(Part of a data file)
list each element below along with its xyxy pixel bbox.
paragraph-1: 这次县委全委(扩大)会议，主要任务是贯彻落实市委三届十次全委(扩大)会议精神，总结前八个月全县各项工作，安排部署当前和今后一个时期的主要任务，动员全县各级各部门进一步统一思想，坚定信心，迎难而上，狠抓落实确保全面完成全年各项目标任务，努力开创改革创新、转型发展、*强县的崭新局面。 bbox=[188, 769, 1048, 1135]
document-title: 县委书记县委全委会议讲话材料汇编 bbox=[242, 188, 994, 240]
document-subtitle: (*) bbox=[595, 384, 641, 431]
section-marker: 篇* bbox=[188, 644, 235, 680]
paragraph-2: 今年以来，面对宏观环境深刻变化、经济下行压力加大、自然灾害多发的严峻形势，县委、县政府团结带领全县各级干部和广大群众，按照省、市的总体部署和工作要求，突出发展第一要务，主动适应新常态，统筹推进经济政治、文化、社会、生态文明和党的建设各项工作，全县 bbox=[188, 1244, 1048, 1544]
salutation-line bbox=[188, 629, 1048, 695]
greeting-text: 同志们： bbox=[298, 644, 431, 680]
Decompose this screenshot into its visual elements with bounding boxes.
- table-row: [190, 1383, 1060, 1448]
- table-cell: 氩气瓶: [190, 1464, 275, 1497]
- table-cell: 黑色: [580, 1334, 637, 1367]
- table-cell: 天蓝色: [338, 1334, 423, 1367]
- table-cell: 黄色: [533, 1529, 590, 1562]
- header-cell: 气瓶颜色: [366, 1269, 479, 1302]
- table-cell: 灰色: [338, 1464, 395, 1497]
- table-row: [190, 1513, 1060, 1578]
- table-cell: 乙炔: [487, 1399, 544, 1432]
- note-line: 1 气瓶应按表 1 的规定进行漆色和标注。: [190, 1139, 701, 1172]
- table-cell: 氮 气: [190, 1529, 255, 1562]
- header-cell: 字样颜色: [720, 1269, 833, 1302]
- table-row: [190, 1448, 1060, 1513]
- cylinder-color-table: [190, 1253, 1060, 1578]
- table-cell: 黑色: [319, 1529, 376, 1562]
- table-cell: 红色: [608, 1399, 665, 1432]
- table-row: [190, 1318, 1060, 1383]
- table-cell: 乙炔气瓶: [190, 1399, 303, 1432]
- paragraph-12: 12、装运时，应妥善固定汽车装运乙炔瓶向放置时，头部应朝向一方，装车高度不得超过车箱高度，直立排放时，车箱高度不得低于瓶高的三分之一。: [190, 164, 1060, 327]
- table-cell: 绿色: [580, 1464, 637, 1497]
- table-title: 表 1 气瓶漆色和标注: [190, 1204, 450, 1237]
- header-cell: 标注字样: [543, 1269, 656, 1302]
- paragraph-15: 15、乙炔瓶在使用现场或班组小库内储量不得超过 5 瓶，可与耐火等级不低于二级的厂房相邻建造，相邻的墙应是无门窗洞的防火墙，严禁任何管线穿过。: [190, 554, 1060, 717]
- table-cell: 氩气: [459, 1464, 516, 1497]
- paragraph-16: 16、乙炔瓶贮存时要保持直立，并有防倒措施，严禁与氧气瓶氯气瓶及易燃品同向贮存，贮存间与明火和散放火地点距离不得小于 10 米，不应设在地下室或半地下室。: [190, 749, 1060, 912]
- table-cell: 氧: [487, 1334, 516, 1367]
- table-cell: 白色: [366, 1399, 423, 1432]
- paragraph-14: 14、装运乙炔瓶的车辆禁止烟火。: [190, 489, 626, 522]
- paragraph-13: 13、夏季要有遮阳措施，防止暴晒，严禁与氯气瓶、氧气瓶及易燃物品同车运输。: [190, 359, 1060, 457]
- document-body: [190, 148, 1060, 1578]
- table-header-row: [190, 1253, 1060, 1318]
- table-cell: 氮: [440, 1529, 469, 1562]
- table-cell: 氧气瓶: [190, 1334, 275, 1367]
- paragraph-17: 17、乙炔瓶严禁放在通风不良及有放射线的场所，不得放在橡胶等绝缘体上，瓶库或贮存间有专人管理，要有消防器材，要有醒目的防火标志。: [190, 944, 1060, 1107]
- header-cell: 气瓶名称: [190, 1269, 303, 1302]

Instruction >> Could you edit the rows above so that every "table-row" becomes "row-element", with nothing else changed?

Expected answer >>
list each element below along with its xyxy pixel bbox.
paragraph-1: 这次县委全委(扩大)会议，主要任务是贯彻落实市委三届十次全委(扩大)会议精神，总结前八个月全县各项工作，安排部署当前和今后一个时期的主要任务，动员全县各级各部门进一步统一思想，坚定信心，迎难而上，狠抓落实确保全面完成全年各项目标任务，努力开创改革创新、转型发展、*强县的崭新局面。 bbox=[188, 769, 1048, 1135]
document-title: 县委书记县委全委会议讲话材料汇编 bbox=[242, 188, 994, 240]
document-subtitle: (*) bbox=[595, 384, 641, 431]
section-marker: 篇* bbox=[188, 644, 235, 680]
paragraph-2: 今年以来，面对宏观环境深刻变化、经济下行压力加大、自然灾害多发的严峻形势，县委、县政府团结带领全县各级干部和广大群众，按照省、市的总体部署和工作要求，突出发展第一要务，主动适应新常态，统筹推进经济政治、文化、社会、生态文明和党的建设各项工作，全县 bbox=[188, 1244, 1048, 1544]
salutation-line bbox=[188, 629, 1048, 695]
greeting-text: 同志们： bbox=[298, 644, 431, 680]
Decompose this screenshot into its visual elements with bounding boxes.
- row-element: [190, 1383, 1060, 1448]
- table-cell: 氩气瓶: [190, 1464, 275, 1497]
- table-cell: 黑色: [580, 1334, 637, 1367]
- table-cell: 天蓝色: [338, 1334, 423, 1367]
- table-cell: 黄色: [533, 1529, 590, 1562]
- header-cell: 气瓶颜色: [366, 1269, 479, 1302]
- table-cell: 灰色: [338, 1464, 395, 1497]
- row-element: [190, 1513, 1060, 1578]
- table-cell: 乙炔: [487, 1399, 544, 1432]
- note-line: 1 气瓶应按表 1 的规定进行漆色和标注。: [190, 1139, 701, 1172]
- table-cell: 氮 气: [190, 1529, 255, 1562]
- header-cell: 字样颜色: [720, 1269, 833, 1302]
- row-element: [190, 1448, 1060, 1513]
- cylinder-color-table: [190, 1253, 1060, 1578]
- table-cell: 黑色: [319, 1529, 376, 1562]
- table-cell: 红色: [608, 1399, 665, 1432]
- row-element: [190, 1318, 1060, 1383]
- table-cell: 乙炔气瓶: [190, 1399, 303, 1432]
- paragraph-12: 12、装运时，应妥善固定汽车装运乙炔瓶向放置时，头部应朝向一方，装车高度不得超过车箱高度，直立排放时，车箱高度不得低于瓶高的三分之一。: [190, 164, 1060, 327]
- table-cell: 绿色: [580, 1464, 637, 1497]
- table-title: 表 1 气瓶漆色和标注: [190, 1204, 450, 1237]
- header-cell: 标注字样: [543, 1269, 656, 1302]
- paragraph-15: 15、乙炔瓶在使用现场或班组小库内储量不得超过 5 瓶，可与耐火等级不低于二级的厂房相邻建造，相邻的墙应是无门窗洞的防火墙，严禁任何管线穿过。: [190, 554, 1060, 717]
- table-cell: 氩气: [459, 1464, 516, 1497]
- paragraph-16: 16、乙炔瓶贮存时要保持直立，并有防倒措施，严禁与氧气瓶氯气瓶及易燃品同向贮存，贮存间与明火和散放火地点距离不得小于 10 米，不应设在地下室或半地下室。: [190, 749, 1060, 912]
- table-cell: 氧: [487, 1334, 516, 1367]
- table-cell: 白色: [366, 1399, 423, 1432]
- paragraph-14: 14、装运乙炔瓶的车辆禁止烟火。: [190, 489, 626, 522]
- paragraph-13: 13、夏季要有遮阳措施，防止暴晒，严禁与氯气瓶、氧气瓶及易燃物品同车运输。: [190, 359, 1060, 457]
- document-body: [190, 148, 1060, 1578]
- table-header-row: [190, 1253, 1060, 1318]
- table-cell: 氮: [440, 1529, 469, 1562]
- table-cell: 氧气瓶: [190, 1334, 275, 1367]
- paragraph-17: 17、乙炔瓶严禁放在通风不良及有放射线的场所，不得放在橡胶等绝缘体上，瓶库或贮存间有专人管理，要有消防器材，要有醒目的防火标志。: [190, 944, 1060, 1107]
- header-cell: 气瓶名称: [190, 1269, 303, 1302]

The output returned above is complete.